§ Direction
Each record below should be repeated precisely as written.

(Stored data)
☆ ☆ ☆ ☆ ☆ ☆ ☆
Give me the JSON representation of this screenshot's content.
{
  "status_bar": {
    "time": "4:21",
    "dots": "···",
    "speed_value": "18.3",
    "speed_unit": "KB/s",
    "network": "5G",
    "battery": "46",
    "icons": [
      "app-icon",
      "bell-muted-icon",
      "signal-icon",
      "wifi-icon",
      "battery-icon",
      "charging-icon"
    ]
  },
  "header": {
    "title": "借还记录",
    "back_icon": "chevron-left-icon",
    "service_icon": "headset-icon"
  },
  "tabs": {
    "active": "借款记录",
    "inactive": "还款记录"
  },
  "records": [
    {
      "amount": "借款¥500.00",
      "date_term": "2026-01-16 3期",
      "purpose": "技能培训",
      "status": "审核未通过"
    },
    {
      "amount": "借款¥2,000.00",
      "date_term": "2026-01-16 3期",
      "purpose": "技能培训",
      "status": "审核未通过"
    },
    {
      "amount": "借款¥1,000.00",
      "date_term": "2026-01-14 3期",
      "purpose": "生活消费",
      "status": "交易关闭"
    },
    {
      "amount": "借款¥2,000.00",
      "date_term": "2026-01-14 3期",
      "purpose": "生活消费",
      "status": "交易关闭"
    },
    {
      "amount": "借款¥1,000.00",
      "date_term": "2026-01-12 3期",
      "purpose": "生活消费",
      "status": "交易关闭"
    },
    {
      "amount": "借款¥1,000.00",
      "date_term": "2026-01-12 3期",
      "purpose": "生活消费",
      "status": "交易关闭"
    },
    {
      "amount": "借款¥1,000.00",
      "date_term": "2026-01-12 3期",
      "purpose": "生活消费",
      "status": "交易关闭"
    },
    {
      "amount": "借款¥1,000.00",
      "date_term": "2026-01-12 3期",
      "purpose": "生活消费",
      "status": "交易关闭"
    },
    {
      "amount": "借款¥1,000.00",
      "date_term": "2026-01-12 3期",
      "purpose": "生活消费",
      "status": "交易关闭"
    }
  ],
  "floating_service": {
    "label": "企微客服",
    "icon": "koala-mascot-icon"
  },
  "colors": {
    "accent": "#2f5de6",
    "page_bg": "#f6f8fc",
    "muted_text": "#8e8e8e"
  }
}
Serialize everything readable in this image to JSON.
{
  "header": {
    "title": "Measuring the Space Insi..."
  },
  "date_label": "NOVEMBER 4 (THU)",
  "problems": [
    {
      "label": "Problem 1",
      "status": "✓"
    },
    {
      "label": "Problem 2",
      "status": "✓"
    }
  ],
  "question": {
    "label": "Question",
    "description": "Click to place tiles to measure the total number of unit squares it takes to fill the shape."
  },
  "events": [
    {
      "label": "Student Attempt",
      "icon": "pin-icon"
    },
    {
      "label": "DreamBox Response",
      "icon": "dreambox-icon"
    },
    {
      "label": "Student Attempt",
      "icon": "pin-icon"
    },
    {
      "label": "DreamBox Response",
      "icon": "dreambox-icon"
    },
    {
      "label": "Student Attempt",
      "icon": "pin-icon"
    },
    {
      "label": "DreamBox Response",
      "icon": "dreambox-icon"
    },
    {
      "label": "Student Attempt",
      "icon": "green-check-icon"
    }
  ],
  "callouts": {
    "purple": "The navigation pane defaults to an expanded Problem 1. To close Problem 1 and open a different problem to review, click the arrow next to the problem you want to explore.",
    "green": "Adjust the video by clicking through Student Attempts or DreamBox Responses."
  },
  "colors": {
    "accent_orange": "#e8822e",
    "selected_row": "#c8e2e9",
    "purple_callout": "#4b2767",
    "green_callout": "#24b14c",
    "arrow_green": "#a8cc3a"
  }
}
☆ ☆ ☆ ☆ ☆ ☆ ☆
§ Response to the exercise
Give me the JSON representation of this screenshot's content.
{
  "status_bar": {
    "time": "4:21",
    "dots": "···",
    "speed_value": "18.3",
    "speed_unit": "KB/s",
    "network": "5G",
    "battery": "46",
    "icons": [
      "app-icon",
      "bell-muted-icon",
      "signal-icon",
      "wifi-icon",
      "battery-icon",
      "charging-icon"
    ]
  },
  "header": {
    "title": "借还记录",
    "back_icon": "chevron-left-icon",
    "service_icon": "headset-icon"
  },
  "tabs": {
    "active": "借款记录",
    "inactive": "还款记录"
  },
  "records": [
    {
      "amount": "借款¥500.00",
      "date_term": "2026-01-16 3期",
      "purpose": "技能培训",
      "status": "审核未通过"
    },
    {
      "amount": "借款¥2,000.00",
      "date_term": "2026-01-16 3期",
      "purpose": "技能培训",
      "status": "审核未通过"
    },
    {
      "amount": "借款¥1,000.00",
      "date_term": "2026-01-14 3期",
      "purpose": "生活消费",
      "status": "交易关闭"
    },
    {
      "amount": "借款¥2,000.00",
      "date_term": "2026-01-14 3期",
      "purpose": "生活消费",
      "status": "交易关闭"
    },
    {
      "amount": "借款¥1,000.00",
      "date_term": "2026-01-12 3期",
      "purpose": "生活消费",
      "status": "交易关闭"
    },
    {
      "amount": "借款¥1,000.00",
      "date_term": "2026-01-12 3期",
      "purpose": "生活消费",
      "status": "交易关闭"
    },
    {
      "amount": "借款¥1,000.00",
      "date_term": "2026-01-12 3期",
      "purpose": "生活消费",
      "status": "交易关闭"
    },
    {
      "amount": "借款¥1,000.00",
      "date_term": "2026-01-12 3期",
      "purpose": "生活消费",
      "status": "交易关闭"
    },
    {
      "amount": "借款¥1,000.00",
      "date_term": "2026-01-12 3期",
      "purpose": "生活消费",
      "status": "交易关闭"
    }
  ],
  "floating_service": {
    "label": "企微客服",
    "icon": "koala-mascot-icon"
  },
  "colors": {
    "accent": "#2f5de6",
    "page_bg": "#f6f8fc",
    "muted_text": "#8e8e8e"
  }
}
Serialize everything readable in this image to JSON.
{
  "header": {
    "title": "Measuring the Space Insi..."
  },
  "date_label": "NOVEMBER 4 (THU)",
  "problems": [
    {
      "label": "Problem 1",
      "status": "✓"
    },
    {
      "label": "Problem 2",
      "status": "✓"
    }
  ],
  "question": {
    "label": "Question",
    "description": "Click to place tiles to measure the total number of unit squares it takes to fill the shape."
  },
  "events": [
    {
      "label": "Student Attempt",
      "icon": "pin-icon"
    },
    {
      "label": "DreamBox Response",
      "icon": "dreambox-icon"
    },
    {
      "label": "Student Attempt",
      "icon": "pin-icon"
    },
    {
      "label": "DreamBox Response",
      "icon": "dreambox-icon"
    },
    {
      "label": "Student Attempt",
      "icon": "pin-icon"
    },
    {
      "label": "DreamBox Response",
      "icon": "dreambox-icon"
    },
    {
      "label": "Student Attempt",
      "icon": "green-check-icon"
    }
  ],
  "callouts": {
    "purple": "The navigation pane defaults to an expanded Problem 1. To close Problem 1 and open a different problem to review, click the arrow next to the problem you want to explore.",
    "green": "Adjust the video by clicking through Student Attempts or DreamBox Responses."
  },
  "colors": {
    "accent_orange": "#e8822e",
    "selected_row": "#c8e2e9",
    "purple_callout": "#4b2767",
    "green_callout": "#24b14c",
    "arrow_green": "#a8cc3a"
  }
}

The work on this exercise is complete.